## The input:
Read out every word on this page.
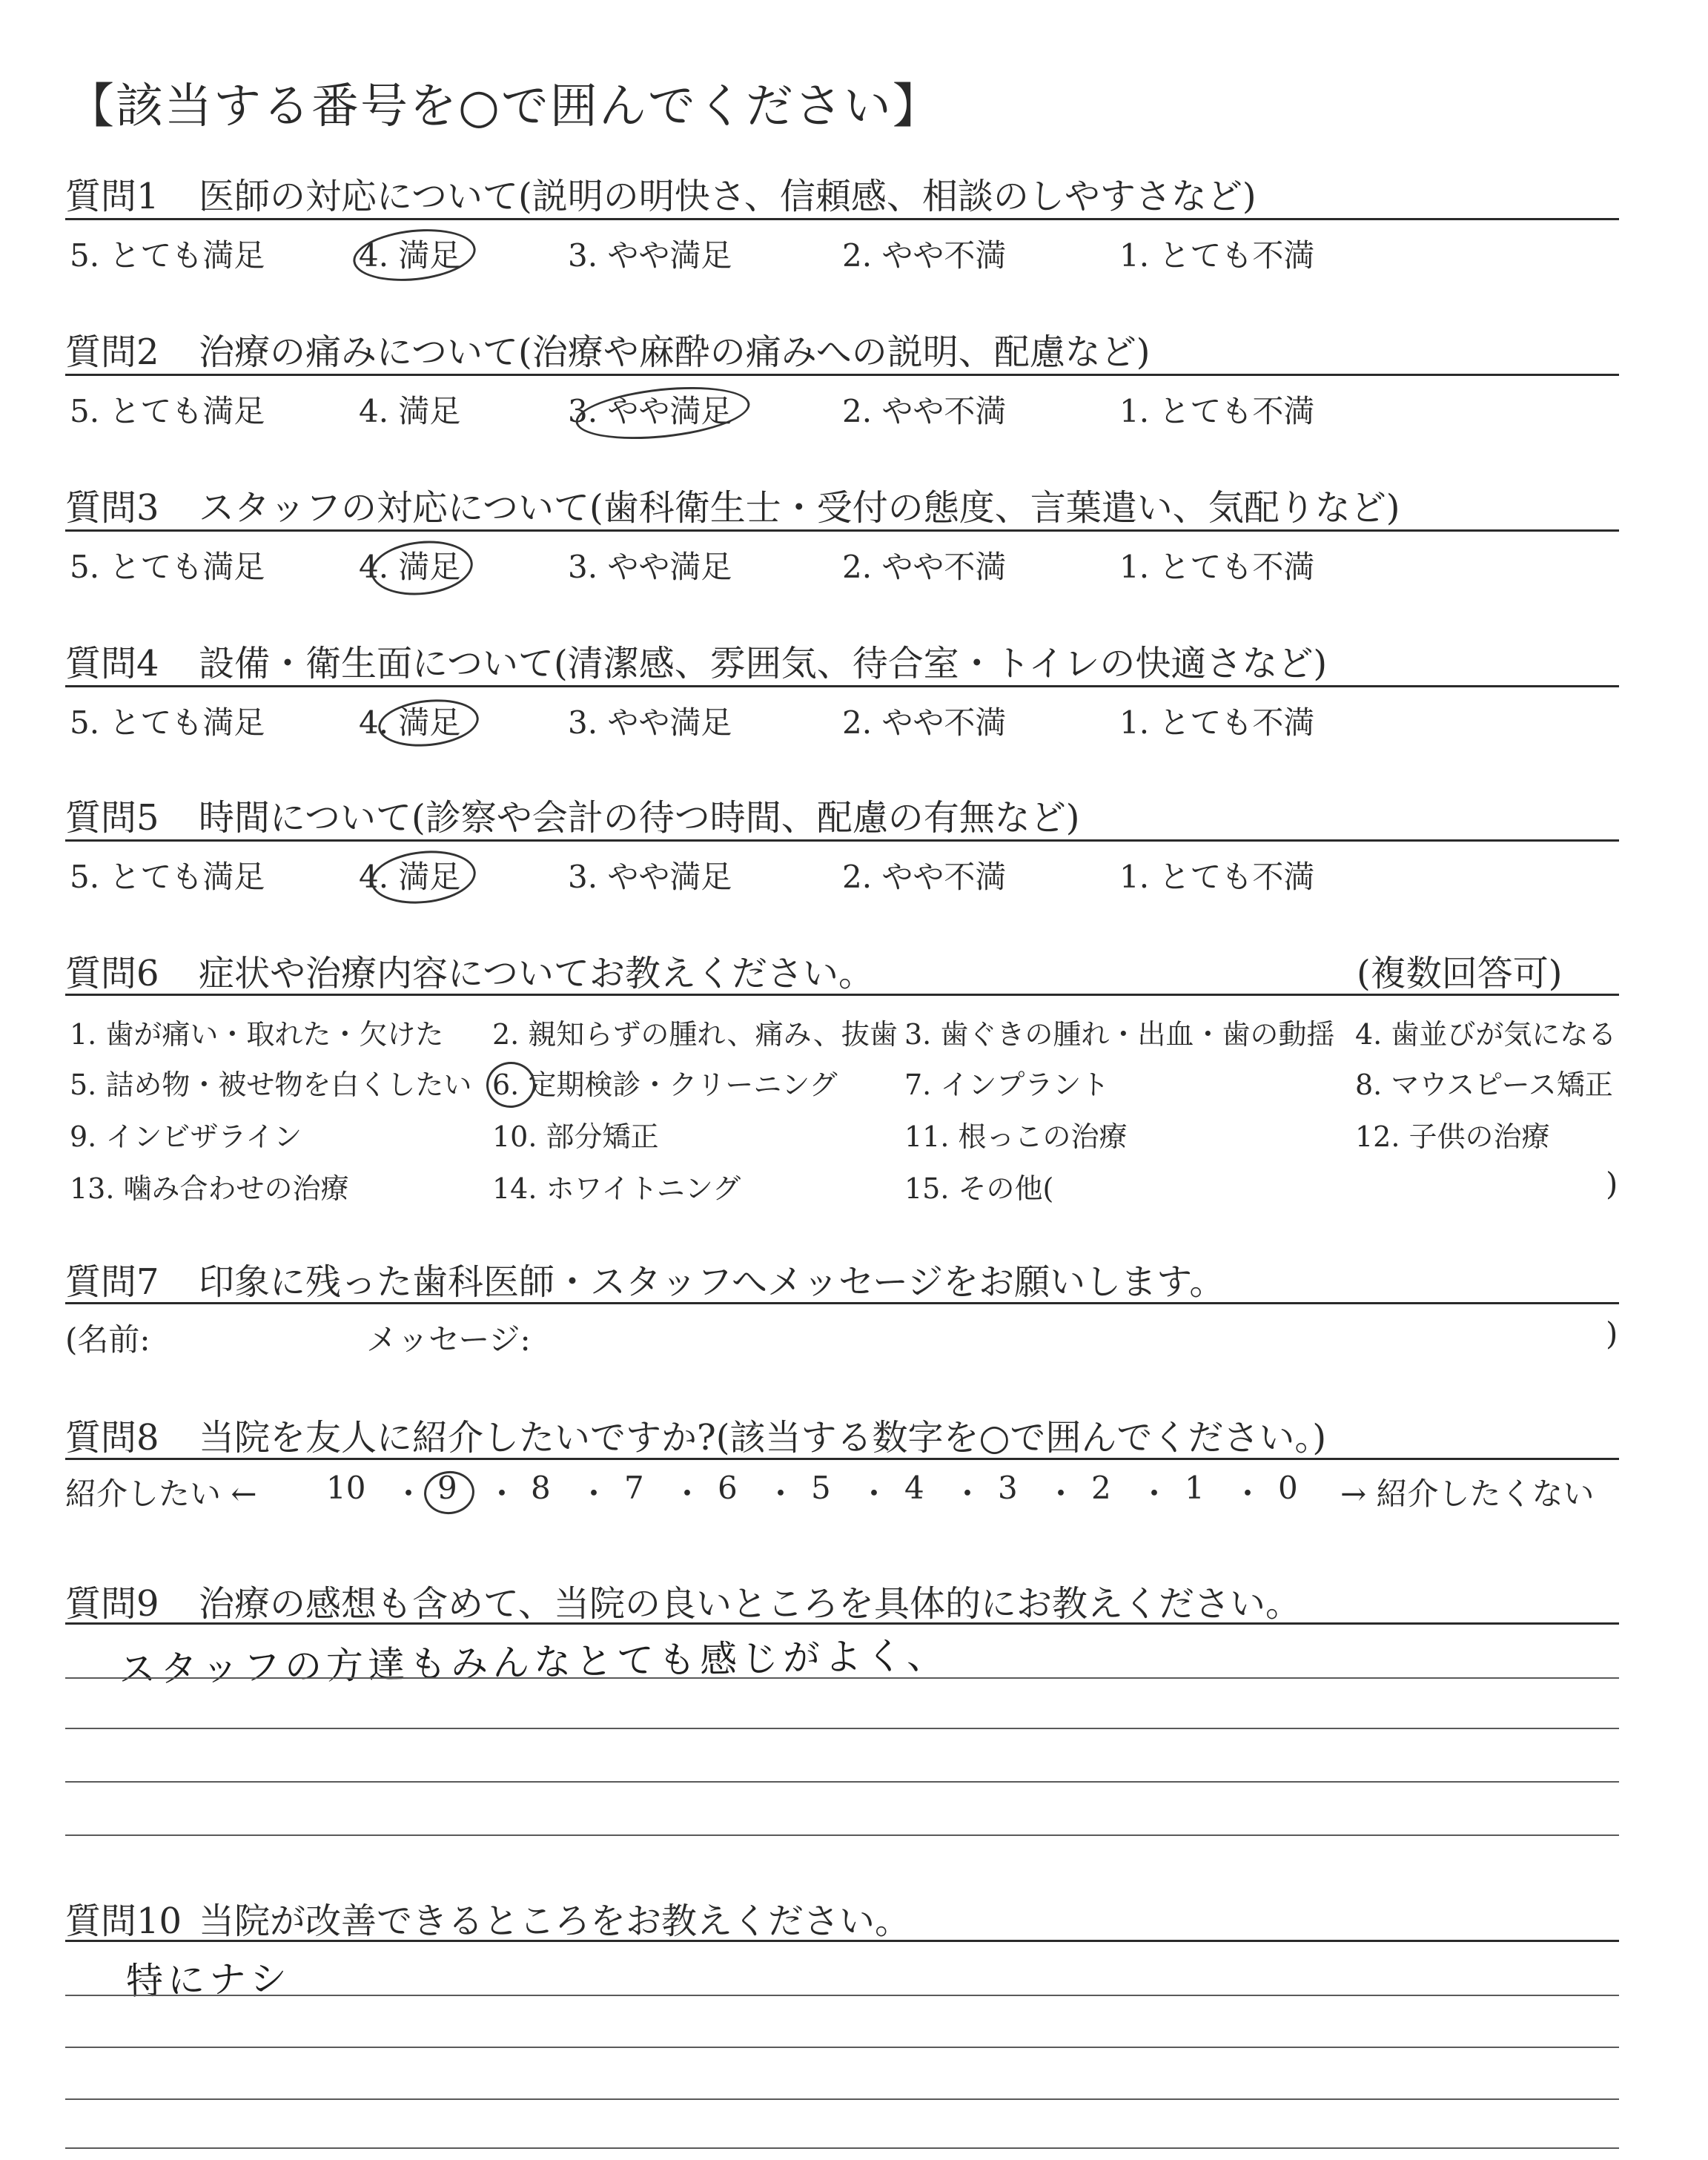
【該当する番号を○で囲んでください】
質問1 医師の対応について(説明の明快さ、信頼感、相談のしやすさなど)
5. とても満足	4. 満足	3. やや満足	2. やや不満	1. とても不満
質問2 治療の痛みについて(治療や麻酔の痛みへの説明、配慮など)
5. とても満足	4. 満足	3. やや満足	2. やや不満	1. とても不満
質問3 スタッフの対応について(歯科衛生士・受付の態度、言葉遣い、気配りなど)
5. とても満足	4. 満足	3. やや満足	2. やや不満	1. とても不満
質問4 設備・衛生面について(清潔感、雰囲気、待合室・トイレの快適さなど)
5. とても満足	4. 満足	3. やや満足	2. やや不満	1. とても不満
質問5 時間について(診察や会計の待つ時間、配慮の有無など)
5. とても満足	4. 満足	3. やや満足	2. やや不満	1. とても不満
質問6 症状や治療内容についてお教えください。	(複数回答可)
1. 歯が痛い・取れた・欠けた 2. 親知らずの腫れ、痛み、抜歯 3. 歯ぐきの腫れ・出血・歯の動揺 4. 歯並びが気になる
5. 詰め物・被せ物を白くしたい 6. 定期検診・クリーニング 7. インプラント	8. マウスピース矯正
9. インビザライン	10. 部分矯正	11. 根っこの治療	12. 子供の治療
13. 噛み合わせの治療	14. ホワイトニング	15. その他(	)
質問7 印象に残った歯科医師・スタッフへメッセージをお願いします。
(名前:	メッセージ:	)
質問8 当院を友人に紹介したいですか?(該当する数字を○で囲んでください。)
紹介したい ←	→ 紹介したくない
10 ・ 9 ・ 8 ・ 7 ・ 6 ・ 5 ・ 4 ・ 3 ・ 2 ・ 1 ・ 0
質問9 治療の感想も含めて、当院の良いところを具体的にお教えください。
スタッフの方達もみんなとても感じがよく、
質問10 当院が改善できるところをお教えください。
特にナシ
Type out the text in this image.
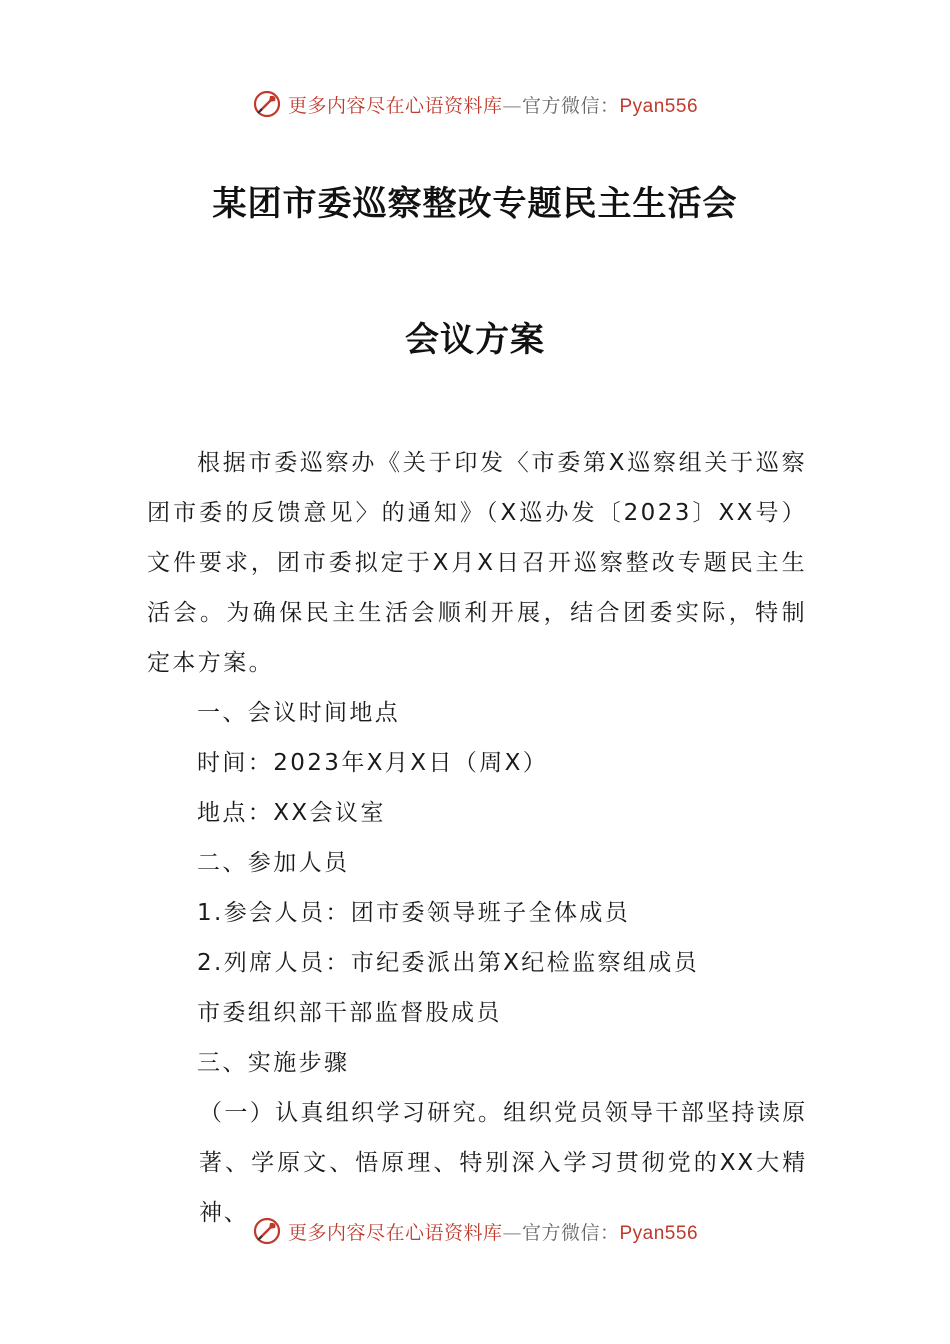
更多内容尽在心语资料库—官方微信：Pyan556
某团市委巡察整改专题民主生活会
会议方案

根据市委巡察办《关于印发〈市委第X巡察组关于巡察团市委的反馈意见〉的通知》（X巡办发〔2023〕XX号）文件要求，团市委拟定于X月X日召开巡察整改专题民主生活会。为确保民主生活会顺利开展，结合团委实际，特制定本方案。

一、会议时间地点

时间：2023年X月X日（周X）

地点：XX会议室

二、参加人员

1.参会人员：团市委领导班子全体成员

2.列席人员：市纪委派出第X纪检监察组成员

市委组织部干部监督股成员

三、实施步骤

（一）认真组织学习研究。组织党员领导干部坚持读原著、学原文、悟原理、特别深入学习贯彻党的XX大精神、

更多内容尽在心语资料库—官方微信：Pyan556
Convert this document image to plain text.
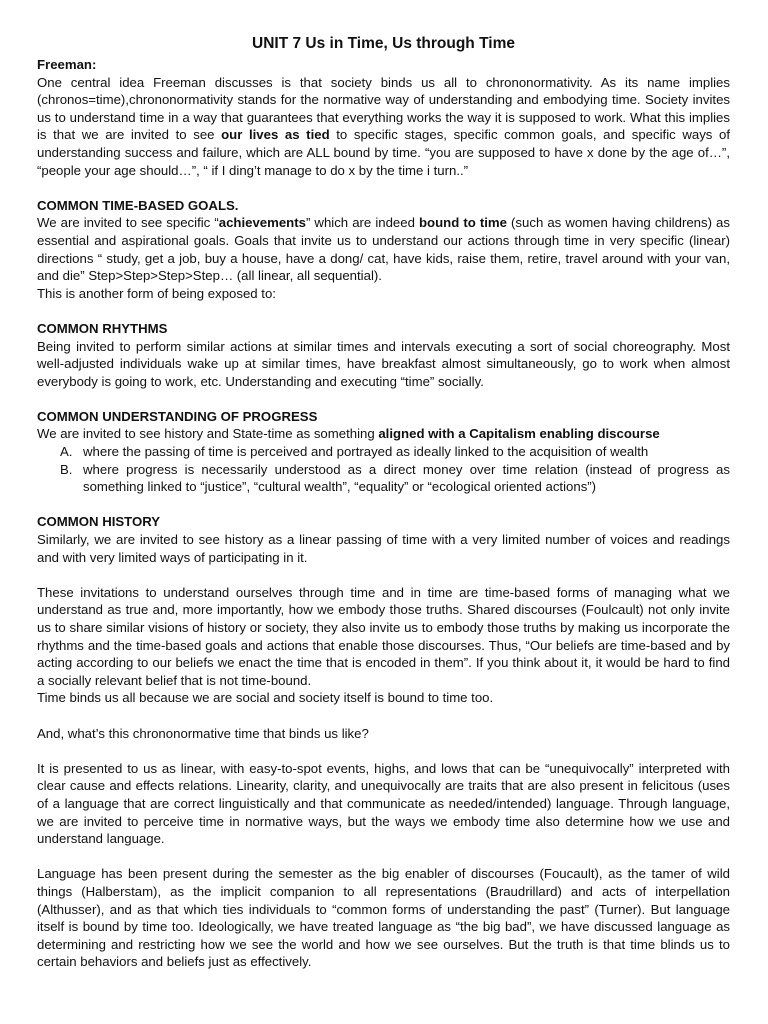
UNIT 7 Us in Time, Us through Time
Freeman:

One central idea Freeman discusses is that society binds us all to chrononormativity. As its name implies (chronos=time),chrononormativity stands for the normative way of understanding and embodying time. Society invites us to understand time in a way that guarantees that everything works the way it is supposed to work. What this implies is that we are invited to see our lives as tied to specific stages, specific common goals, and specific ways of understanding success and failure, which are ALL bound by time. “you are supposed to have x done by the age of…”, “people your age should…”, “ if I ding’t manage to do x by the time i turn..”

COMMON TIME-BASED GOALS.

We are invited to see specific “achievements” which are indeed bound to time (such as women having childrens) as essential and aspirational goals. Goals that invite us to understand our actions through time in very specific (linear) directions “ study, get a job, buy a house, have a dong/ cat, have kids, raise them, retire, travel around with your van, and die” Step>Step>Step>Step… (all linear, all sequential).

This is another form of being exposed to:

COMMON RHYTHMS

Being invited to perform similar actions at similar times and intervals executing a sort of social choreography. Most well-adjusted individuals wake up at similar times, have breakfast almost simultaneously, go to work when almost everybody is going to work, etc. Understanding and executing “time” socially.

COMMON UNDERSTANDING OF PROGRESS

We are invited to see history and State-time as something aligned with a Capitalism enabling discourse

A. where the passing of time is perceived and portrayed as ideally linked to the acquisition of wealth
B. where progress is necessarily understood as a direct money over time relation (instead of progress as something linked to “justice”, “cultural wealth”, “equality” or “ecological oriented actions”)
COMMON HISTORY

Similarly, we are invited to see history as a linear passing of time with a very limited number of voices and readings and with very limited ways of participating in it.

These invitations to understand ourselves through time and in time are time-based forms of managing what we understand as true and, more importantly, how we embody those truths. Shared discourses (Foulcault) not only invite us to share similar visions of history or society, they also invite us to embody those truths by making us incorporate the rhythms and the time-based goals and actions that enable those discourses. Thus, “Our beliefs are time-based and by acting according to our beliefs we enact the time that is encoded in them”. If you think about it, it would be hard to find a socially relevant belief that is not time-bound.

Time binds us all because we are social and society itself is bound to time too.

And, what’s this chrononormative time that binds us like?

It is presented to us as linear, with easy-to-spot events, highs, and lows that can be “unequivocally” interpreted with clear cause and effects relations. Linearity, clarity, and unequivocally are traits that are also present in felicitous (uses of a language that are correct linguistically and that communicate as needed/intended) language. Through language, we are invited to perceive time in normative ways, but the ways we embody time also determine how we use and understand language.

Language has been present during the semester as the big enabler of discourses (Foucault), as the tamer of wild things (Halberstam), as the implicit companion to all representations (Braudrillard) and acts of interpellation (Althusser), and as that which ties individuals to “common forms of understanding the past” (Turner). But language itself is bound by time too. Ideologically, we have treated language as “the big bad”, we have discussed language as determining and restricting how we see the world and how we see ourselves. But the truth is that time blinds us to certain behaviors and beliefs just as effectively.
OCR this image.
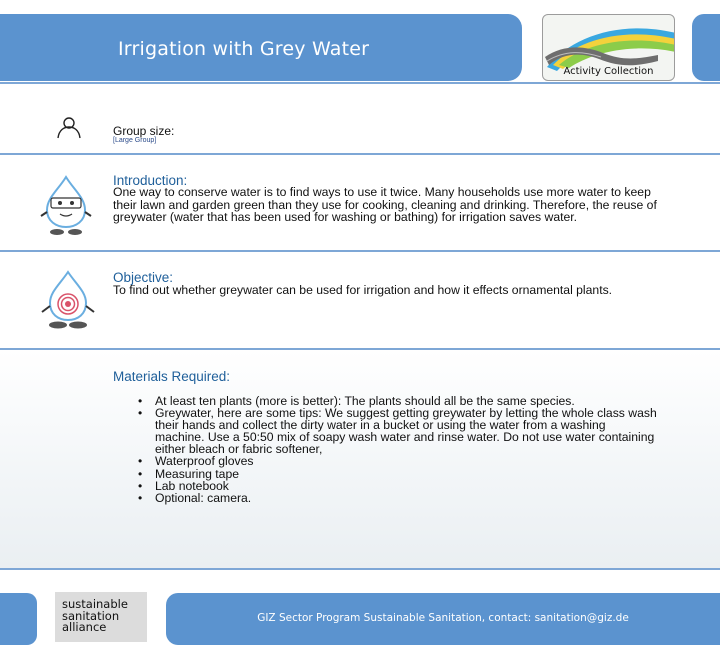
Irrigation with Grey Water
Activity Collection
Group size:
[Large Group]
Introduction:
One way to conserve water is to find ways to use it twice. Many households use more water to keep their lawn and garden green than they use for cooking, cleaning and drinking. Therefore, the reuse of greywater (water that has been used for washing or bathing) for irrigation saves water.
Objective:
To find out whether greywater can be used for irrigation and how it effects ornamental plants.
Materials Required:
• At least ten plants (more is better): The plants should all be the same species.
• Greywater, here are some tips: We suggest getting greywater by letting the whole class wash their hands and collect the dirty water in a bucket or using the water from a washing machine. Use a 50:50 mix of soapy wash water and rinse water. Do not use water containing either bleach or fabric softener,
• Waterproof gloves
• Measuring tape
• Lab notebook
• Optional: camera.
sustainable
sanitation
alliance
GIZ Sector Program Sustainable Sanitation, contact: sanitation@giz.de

## Work instructions:
Give all the lines above again, character for character, without pictures.

## Output of the exercise:
Read out every word on this page.
【該当する番号を○で囲んでください】
質問1 医師の対応について(説明の明快さ、信頼感、相談のしやすさなど)
5. とても満足	4. 満足	3. やや満足	2. やや不満	1. とても不満
質問2 治療の痛みについて(治療や麻酔の痛みへの説明、配慮など)
5. とても満足	4. 満足	3. やや満足	2. やや不満	1. とても不満
質問3 スタッフの対応について(歯科衛生士・受付の態度、言葉遣い、気配りなど)
5. とても満足	4. 満足	3. やや満足	2. やや不満	1. とても不満
質問4 設備・衛生面について(清潔感、雰囲気、待合室・トイレの快適さなど)
5. とても満足	4. 満足	3. やや満足	2. やや不満	1. とても不満
質問5 時間について(診察や会計の待つ時間、配慮の有無など)
5. とても満足	4. 満足	3. やや満足	2. やや不満	1. とても不満
質問6 症状や治療内容についてお教えください。	(複数回答可)
1. 歯が痛い・取れた・欠けた 2. 親知らずの腫れ、痛み、抜歯 3. 歯ぐきの腫れ・出血・歯の動揺 4. 歯並びが気になる
5. 詰め物・被せ物を白くしたい 6. 定期検診・クリーニング 7. インプラント	8. マウスピース矯正
9. インビザライン	10. 部分矯正	11. 根っこの治療	12. 子供の治療
13. 噛み合わせの治療	14. ホワイトニング	15. その他(	)
質問7 印象に残った歯科医師・スタッフへメッセージをお願いします。
(名前:	メッセージ:	)
質問8 当院を友人に紹介したいですか?(該当する数字を○で囲んでください。)
紹介したい ←	→ 紹介したくない
10 ・ 9 ・ 8 ・ 7 ・ 6 ・ 5 ・ 4 ・ 3 ・ 2 ・ 1 ・ 0
質問9 治療の感想も含めて、当院の良いところを具体的にお教えください。
スタッフの方達もみんなとても感じがよく、
質問10 当院が改善できるところをお教えください。
特にナシ
Type out the text in this image.
更多内容尽在心语资料库—官方微信：Pyan556
某团市委巡察整改专题民主生活会
会议方案

根据市委巡察办《关于印发〈市委第X巡察组关于巡察团市委的反馈意见〉的通知》（X巡办发〔2023〕XX号）文件要求，团市委拟定于X月X日召开巡察整改专题民主生活会。为确保民主生活会顺利开展，结合团委实际，特制定本方案。

一、会议时间地点

时间：2023年X月X日（周X）

地点：XX会议室

二、参加人员

1.参会人员：团市委领导班子全体成员

2.列席人员：市纪委派出第X纪检监察组成员

市委组织部干部监督股成员

三、实施步骤

（一）认真组织学习研究。组织党员领导干部坚持读原著、学原文、悟原理、特别深入学习贯彻党的XX大精神、

更多内容尽在心语资料库—官方微信：Pyan556
Convert this document image to plain text.
UNIT 7 Us in Time, Us through Time
Freeman:

One central idea Freeman discusses is that society binds us all to chrononormativity. As its name implies (chronos=time),chrononormativity stands for the normative way of understanding and embodying time. Society invites us to understand time in a way that guarantees that everything works the way it is supposed to work. What this implies is that we are invited to see our lives as tied to specific stages, specific common goals, and specific ways of understanding success and failure, which are ALL bound by time. “you are supposed to have x done by the age of…”, “people your age should…”, “ if I ding’t manage to do x by the time i turn..”

COMMON TIME-BASED GOALS.

We are invited to see specific “achievements” which are indeed bound to time (such as women having childrens) as essential and aspirational goals. Goals that invite us to understand our actions through time in very specific (linear) directions “ study, get a job, buy a house, have a dong/ cat, have kids, raise them, retire, travel around with your van, and die” Step>Step>Step>Step… (all linear, all sequential).

This is another form of being exposed to:

COMMON RHYTHMS

Being invited to perform similar actions at similar times and intervals executing a sort of social choreography. Most well-adjusted individuals wake up at similar times, have breakfast almost simultaneously, go to work when almost everybody is going to work, etc. Understanding and executing “time” socially.

COMMON UNDERSTANDING OF PROGRESS

We are invited to see history and State-time as something aligned with a Capitalism enabling discourse

A. where the passing of time is perceived and portrayed as ideally linked to the acquisition of wealth
B. where progress is necessarily understood as a direct money over time relation (instead of progress as something linked to “justice”, “cultural wealth”, “equality” or “ecological oriented actions”)
COMMON HISTORY

Similarly, we are invited to see history as a linear passing of time with a very limited number of voices and readings and with very limited ways of participating in it.

These invitations to understand ourselves through time and in time are time-based forms of managing what we understand as true and, more importantly, how we embody those truths. Shared discourses (Foulcault) not only invite us to share similar visions of history or society, they also invite us to embody those truths by making us incorporate the rhythms and the time-based goals and actions that enable those discourses. Thus, “Our beliefs are time-based and by acting according to our beliefs we enact the time that is encoded in them”. If you think about it, it would be hard to find a socially relevant belief that is not time-bound.

Time binds us all because we are social and society itself is bound to time too.

And, what’s this chrononormative time that binds us like?

It is presented to us as linear, with easy-to-spot events, highs, and lows that can be “unequivocally” interpreted with clear cause and effects relations. Linearity, clarity, and unequivocally are traits that are also present in felicitous (uses of a language that are correct linguistically and that communicate as needed/intended) language. Through language, we are invited to perceive time in normative ways, but the ways we embody time also determine how we use and understand language.

Language has been present during the semester as the big enabler of discourses (Foucault), as the tamer of wild things (Halberstam), as the implicit companion to all representations (Braudrillard) and acts of interpellation (Althusser), and as that which ties individuals to “common forms of understanding the past” (Turner). But language itself is bound by time too. Ideologically, we have treated language as “the big bad”, we have discussed language as determining and restricting how we see the world and how we see ourselves. But the truth is that time blinds us to certain behaviors and beliefs just as effectively.
OCR this image.
Irrigation with Grey Water
Activity Collection
Group size:
[Large Group]
Introduction:
One way to conserve water is to find ways to use it twice. Many households use more water to keep their lawn and garden green than they use for cooking, cleaning and drinking. Therefore, the reuse of greywater (water that has been used for washing or bathing) for irrigation saves water.
Objective:
To find out whether greywater can be used for irrigation and how it effects ornamental plants.
Materials Required:
• At least ten plants (more is better): The plants should all be the same species.
• Greywater, here are some tips: We suggest getting greywater by letting the whole class wash their hands and collect the dirty water in a bucket or using the water from a washing machine. Use a 50:50 mix of soapy wash water and rinse water. Do not use water containing either bleach or fabric softener,
• Waterproof gloves
• Measuring tape
• Lab notebook
• Optional: camera.
sustainable
sanitation
alliance
GIZ Sector Program Sustainable Sanitation, contact: sanitation@giz.de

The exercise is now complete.